*Records supplied*

— start —

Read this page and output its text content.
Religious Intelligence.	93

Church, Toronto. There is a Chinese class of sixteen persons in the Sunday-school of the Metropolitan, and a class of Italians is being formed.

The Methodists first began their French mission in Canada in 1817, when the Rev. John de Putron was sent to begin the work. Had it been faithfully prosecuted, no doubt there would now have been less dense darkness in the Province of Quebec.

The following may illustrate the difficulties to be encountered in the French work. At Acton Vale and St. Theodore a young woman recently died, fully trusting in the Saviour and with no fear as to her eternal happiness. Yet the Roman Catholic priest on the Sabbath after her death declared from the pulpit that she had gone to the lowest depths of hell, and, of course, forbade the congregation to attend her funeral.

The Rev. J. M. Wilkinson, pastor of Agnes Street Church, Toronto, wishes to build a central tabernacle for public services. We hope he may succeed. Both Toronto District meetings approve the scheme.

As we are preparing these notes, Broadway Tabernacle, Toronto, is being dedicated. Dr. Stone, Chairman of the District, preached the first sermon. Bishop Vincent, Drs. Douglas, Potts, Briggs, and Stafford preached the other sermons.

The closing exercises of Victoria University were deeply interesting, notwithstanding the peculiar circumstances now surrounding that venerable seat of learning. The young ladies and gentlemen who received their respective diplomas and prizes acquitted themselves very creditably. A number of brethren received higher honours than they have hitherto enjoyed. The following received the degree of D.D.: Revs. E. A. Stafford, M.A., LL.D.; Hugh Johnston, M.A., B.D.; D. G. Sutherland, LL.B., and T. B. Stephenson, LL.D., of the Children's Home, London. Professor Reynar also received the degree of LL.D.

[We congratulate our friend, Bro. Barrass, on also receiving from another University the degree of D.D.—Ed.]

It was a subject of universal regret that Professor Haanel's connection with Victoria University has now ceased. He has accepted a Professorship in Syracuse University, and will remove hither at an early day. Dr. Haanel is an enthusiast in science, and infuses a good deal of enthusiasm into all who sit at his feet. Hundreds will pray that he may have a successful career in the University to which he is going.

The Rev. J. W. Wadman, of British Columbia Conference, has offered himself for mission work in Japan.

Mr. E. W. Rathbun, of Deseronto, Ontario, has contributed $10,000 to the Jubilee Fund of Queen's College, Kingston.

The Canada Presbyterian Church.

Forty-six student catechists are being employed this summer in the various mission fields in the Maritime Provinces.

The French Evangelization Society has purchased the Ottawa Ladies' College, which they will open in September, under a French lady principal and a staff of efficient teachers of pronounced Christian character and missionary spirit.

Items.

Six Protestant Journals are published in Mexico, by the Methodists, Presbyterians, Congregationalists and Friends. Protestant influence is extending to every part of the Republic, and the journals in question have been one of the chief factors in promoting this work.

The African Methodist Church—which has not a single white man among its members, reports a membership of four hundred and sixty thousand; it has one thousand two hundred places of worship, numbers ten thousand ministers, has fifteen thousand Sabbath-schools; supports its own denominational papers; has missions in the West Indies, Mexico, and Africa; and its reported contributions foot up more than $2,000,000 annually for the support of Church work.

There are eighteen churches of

— end —

*Exercise directions*
Pick out all lines from the data above in which the word "Canada" appears.

*The output*
The Methodists first began their French mission in Canada in 1817, when the Rev. John de Putron was sent to begin the work. Had it been faithfully prosecuted, no doubt there would now have been less dense darkness in the Province of Quebec.
The Canada Presbyterian Church.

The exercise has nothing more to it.